#### Source data
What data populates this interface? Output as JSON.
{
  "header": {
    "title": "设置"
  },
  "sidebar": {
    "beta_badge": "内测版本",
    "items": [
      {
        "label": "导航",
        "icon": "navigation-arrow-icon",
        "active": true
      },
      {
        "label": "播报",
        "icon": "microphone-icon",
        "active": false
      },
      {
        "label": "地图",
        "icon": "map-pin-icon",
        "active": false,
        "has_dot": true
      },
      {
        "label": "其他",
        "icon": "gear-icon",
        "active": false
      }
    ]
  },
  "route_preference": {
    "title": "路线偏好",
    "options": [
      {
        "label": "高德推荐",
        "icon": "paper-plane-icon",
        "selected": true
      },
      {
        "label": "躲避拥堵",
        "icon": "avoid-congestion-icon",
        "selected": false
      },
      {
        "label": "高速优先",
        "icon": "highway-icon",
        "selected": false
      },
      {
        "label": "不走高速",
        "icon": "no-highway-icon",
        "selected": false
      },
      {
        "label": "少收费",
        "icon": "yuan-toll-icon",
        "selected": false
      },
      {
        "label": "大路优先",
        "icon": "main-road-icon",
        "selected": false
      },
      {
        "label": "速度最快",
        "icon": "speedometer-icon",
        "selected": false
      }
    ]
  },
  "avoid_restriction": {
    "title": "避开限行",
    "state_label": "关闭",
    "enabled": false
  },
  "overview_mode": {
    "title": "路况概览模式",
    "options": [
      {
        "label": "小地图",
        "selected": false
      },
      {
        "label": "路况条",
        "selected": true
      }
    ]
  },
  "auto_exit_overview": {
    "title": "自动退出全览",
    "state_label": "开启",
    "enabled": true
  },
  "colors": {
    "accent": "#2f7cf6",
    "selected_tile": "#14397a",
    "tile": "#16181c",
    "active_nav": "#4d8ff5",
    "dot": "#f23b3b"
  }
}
########
## The problem
Return each line of the records above exactly as it reads.

## Response to the exercise
What data populates this interface? Output as JSON.
{
  "header": {
    "title": "设置"
  },
  "sidebar": {
    "beta_badge": "内测版本",
    "items": [
      {
        "label": "导航",
        "icon": "navigation-arrow-icon",
        "active": true
      },
      {
        "label": "播报",
        "icon": "microphone-icon",
        "active": false
      },
      {
        "label": "地图",
        "icon": "map-pin-icon",
        "active": false,
        "has_dot": true
      },
      {
        "label": "其他",
        "icon": "gear-icon",
        "active": false
      }
    ]
  },
  "route_preference": {
    "title": "路线偏好",
    "options": [
      {
        "label": "高德推荐",
        "icon": "paper-plane-icon",
        "selected": true
      },
      {
        "label": "躲避拥堵",
        "icon": "avoid-congestion-icon",
        "selected": false
      },
      {
        "label": "高速优先",
        "icon": "highway-icon",
        "selected": false
      },
      {
        "label": "不走高速",
        "icon": "no-highway-icon",
        "selected": false
      },
      {
        "label": "少收费",
        "icon": "yuan-toll-icon",
        "selected": false
      },
      {
        "label": "大路优先",
        "icon": "main-road-icon",
        "selected": false
      },
      {
        "label": "速度最快",
        "icon": "speedometer-icon",
        "selected": false
      }
    ]
  },
  "avoid_restriction": {
    "title": "避开限行",
    "state_label": "关闭",
    "enabled": false
  },
  "overview_mode": {
    "title": "路况概览模式",
    "options": [
      {
        "label": "小地图",
        "selected": false
      },
      {
        "label": "路况条",
        "selected": true
      }
    ]
  },
  "auto_exit_overview": {
    "title": "自动退出全览",
    "state_label": "开启",
    "enabled": true
  },
  "colors": {
    "accent": "#2f7cf6",
    "selected_tile": "#14397a",
    "tile": "#16181c",
    "active_nav": "#4d8ff5",
    "dot": "#f23b3b"
  }
}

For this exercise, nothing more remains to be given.